**Directions for this task:**
Each line of the material below should be reproduced exactly.

**Data supplied:**
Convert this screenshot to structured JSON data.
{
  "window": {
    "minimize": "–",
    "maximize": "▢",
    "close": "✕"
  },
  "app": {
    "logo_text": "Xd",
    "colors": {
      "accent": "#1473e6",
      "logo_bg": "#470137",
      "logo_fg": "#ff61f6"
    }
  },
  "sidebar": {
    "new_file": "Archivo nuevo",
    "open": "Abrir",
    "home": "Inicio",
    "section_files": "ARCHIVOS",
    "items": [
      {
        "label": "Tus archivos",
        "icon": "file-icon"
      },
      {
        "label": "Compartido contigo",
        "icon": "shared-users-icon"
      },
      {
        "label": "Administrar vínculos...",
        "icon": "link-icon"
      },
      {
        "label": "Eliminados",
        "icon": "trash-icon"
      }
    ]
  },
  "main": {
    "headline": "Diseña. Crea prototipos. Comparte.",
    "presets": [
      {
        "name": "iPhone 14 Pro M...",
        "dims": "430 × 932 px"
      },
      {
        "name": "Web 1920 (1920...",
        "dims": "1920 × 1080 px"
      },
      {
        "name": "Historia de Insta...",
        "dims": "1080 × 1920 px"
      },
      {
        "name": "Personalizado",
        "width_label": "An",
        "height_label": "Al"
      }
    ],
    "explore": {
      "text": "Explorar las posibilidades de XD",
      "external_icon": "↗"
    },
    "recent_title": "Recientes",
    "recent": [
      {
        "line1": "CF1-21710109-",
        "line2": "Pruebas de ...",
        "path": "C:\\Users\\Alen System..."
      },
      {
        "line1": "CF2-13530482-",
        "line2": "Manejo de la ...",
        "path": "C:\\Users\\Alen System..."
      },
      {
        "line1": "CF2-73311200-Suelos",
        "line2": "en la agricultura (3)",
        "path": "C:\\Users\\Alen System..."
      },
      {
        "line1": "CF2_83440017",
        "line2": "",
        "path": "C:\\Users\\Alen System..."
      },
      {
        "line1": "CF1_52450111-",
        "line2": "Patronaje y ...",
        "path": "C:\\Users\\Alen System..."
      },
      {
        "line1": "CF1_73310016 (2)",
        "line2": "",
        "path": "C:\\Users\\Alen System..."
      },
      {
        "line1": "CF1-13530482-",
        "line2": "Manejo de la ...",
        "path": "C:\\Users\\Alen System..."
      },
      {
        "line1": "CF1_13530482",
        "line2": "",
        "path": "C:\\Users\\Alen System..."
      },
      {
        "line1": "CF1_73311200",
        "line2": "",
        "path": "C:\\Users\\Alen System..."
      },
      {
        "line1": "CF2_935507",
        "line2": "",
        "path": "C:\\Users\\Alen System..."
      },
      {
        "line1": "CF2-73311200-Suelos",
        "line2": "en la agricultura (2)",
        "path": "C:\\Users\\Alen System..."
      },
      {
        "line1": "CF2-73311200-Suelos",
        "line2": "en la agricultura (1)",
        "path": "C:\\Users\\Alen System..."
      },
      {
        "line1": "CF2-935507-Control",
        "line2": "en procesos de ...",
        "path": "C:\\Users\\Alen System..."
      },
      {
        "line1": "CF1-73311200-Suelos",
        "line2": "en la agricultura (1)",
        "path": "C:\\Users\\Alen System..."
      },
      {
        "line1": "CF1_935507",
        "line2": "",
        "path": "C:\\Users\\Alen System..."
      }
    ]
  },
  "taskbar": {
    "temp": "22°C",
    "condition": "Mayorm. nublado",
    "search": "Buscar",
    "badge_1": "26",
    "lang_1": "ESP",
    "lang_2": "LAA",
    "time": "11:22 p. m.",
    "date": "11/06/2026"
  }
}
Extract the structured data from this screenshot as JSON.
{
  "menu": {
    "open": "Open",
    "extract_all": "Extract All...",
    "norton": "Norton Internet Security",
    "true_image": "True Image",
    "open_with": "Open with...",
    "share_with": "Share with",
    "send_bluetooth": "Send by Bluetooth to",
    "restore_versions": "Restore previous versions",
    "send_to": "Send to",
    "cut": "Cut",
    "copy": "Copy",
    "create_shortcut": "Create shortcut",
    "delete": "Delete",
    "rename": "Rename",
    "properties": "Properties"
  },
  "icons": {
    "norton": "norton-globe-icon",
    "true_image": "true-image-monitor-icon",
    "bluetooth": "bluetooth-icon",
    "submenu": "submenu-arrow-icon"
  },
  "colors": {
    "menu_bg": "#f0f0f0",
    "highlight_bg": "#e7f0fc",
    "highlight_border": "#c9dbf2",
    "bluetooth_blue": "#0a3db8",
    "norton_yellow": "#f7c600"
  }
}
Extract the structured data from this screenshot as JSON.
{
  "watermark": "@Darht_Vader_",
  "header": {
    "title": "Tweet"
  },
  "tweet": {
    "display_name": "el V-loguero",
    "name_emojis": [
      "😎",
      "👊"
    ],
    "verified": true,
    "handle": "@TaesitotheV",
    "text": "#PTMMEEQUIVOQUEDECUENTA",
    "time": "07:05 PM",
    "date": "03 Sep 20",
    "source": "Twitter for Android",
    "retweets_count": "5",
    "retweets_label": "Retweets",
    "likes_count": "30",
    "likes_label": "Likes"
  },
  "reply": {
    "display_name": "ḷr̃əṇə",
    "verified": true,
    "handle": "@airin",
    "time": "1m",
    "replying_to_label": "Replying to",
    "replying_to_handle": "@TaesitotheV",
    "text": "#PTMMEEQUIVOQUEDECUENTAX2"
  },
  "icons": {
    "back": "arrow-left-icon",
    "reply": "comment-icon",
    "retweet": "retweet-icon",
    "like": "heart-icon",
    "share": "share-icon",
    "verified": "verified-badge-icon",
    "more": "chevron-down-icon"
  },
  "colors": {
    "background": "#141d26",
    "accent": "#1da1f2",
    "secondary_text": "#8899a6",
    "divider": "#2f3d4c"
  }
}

**Solution to this problem:**
Convert this screenshot to structured JSON data.
{
  "window": {
    "minimize": "–",
    "maximize": "▢",
    "close": "✕"
  },
  "app": {
    "logo_text": "Xd",
    "colors": {
      "accent": "#1473e6",
      "logo_bg": "#470137",
      "logo_fg": "#ff61f6"
    }
  },
  "sidebar": {
    "new_file": "Archivo nuevo",
    "open": "Abrir",
    "home": "Inicio",
    "section_files": "ARCHIVOS",
    "items": [
      {
        "label": "Tus archivos",
        "icon": "file-icon"
      },
      {
        "label": "Compartido contigo",
        "icon": "shared-users-icon"
      },
      {
        "label": "Administrar vínculos...",
        "icon": "link-icon"
      },
      {
        "label": "Eliminados",
        "icon": "trash-icon"
      }
    ]
  },
  "main": {
    "headline": "Diseña. Crea prototipos. Comparte.",
    "presets": [
      {
        "name": "iPhone 14 Pro M...",
        "dims": "430 × 932 px"
      },
      {
        "name": "Web 1920 (1920...",
        "dims": "1920 × 1080 px"
      },
      {
        "name": "Historia de Insta...",
        "dims": "1080 × 1920 px"
      },
      {
        "name": "Personalizado",
        "width_label": "An",
        "height_label": "Al"
      }
    ],
    "explore": {
      "text": "Explorar las posibilidades de XD",
      "external_icon": "↗"
    },
    "recent_title": "Recientes",
    "recent": [
      {
        "line1": "CF1-21710109-",
        "line2": "Pruebas de ...",
        "path": "C:\\Users\\Alen System..."
      },
      {
        "line1": "CF2-13530482-",
        "line2": "Manejo de la ...",
        "path": "C:\\Users\\Alen System..."
      },
      {
        "line1": "CF2-73311200-Suelos",
        "line2": "en la agricultura (3)",
        "path": "C:\\Users\\Alen System..."
      },
      {
        "line1": "CF2_83440017",
        "line2": "",
        "path": "C:\\Users\\Alen System..."
      },
      {
        "line1": "CF1_52450111-",
        "line2": "Patronaje y ...",
        "path": "C:\\Users\\Alen System..."
      },
      {
        "line1": "CF1_73310016 (2)",
        "line2": "",
        "path": "C:\\Users\\Alen System..."
      },
      {
        "line1": "CF1-13530482-",
        "line2": "Manejo de la ...",
        "path": "C:\\Users\\Alen System..."
      },
      {
        "line1": "CF1_13530482",
        "line2": "",
        "path": "C:\\Users\\Alen System..."
      },
      {
        "line1": "CF1_73311200",
        "line2": "",
        "path": "C:\\Users\\Alen System..."
      },
      {
        "line1": "CF2_935507",
        "line2": "",
        "path": "C:\\Users\\Alen System..."
      },
      {
        "line1": "CF2-73311200-Suelos",
        "line2": "en la agricultura (2)",
        "path": "C:\\Users\\Alen System..."
      },
      {
        "line1": "CF2-73311200-Suelos",
        "line2": "en la agricultura (1)",
        "path": "C:\\Users\\Alen System..."
      },
      {
        "line1": "CF2-935507-Control",
        "line2": "en procesos de ...",
        "path": "C:\\Users\\Alen System..."
      },
      {
        "line1": "CF1-73311200-Suelos",
        "line2": "en la agricultura (1)",
        "path": "C:\\Users\\Alen System..."
      },
      {
        "line1": "CF1_935507",
        "line2": "",
        "path": "C:\\Users\\Alen System..."
      }
    ]
  },
  "taskbar": {
    "temp": "22°C",
    "condition": "Mayorm. nublado",
    "search": "Buscar",
    "badge_1": "26",
    "lang_1": "ESP",
    "lang_2": "LAA",
    "time": "11:22 p. m.",
    "date": "11/06/2026"
  }
}
Extract the structured data from this screenshot as JSON.
{
  "menu": {
    "open": "Open",
    "extract_all": "Extract All...",
    "norton": "Norton Internet Security",
    "true_image": "True Image",
    "open_with": "Open with...",
    "share_with": "Share with",
    "send_bluetooth": "Send by Bluetooth to",
    "restore_versions": "Restore previous versions",
    "send_to": "Send to",
    "cut": "Cut",
    "copy": "Copy",
    "create_shortcut": "Create shortcut",
    "delete": "Delete",
    "rename": "Rename",
    "properties": "Properties"
  },
  "icons": {
    "norton": "norton-globe-icon",
    "true_image": "true-image-monitor-icon",
    "bluetooth": "bluetooth-icon",
    "submenu": "submenu-arrow-icon"
  },
  "colors": {
    "menu_bg": "#f0f0f0",
    "highlight_bg": "#e7f0fc",
    "highlight_border": "#c9dbf2",
    "bluetooth_blue": "#0a3db8",
    "norton_yellow": "#f7c600"
  }
}
Extract the structured data from this screenshot as JSON.
{
  "watermark": "@Darht_Vader_",
  "header": {
    "title": "Tweet"
  },
  "tweet": {
    "display_name": "el V-loguero",
    "name_emojis": [
      "😎",
      "👊"
    ],
    "verified": true,
    "handle": "@TaesitotheV",
    "text": "#PTMMEEQUIVOQUEDECUENTA",
    "time": "07:05 PM",
    "date": "03 Sep 20",
    "source": "Twitter for Android",
    "retweets_count": "5",
    "retweets_label": "Retweets",
    "likes_count": "30",
    "likes_label": "Likes"
  },
  "reply": {
    "display_name": "ḷr̃əṇə",
    "verified": true,
    "handle": "@airin",
    "time": "1m",
    "replying_to_label": "Replying to",
    "replying_to_handle": "@TaesitotheV",
    "text": "#PTMMEEQUIVOQUEDECUENTAX2"
  },
  "icons": {
    "back": "arrow-left-icon",
    "reply": "comment-icon",
    "retweet": "retweet-icon",
    "like": "heart-icon",
    "share": "share-icon",
    "verified": "verified-badge-icon",
    "more": "chevron-down-icon"
  },
  "colors": {
    "background": "#141d26",
    "accent": "#1da1f2",
    "secondary_text": "#8899a6",
    "divider": "#2f3d4c"
  }
}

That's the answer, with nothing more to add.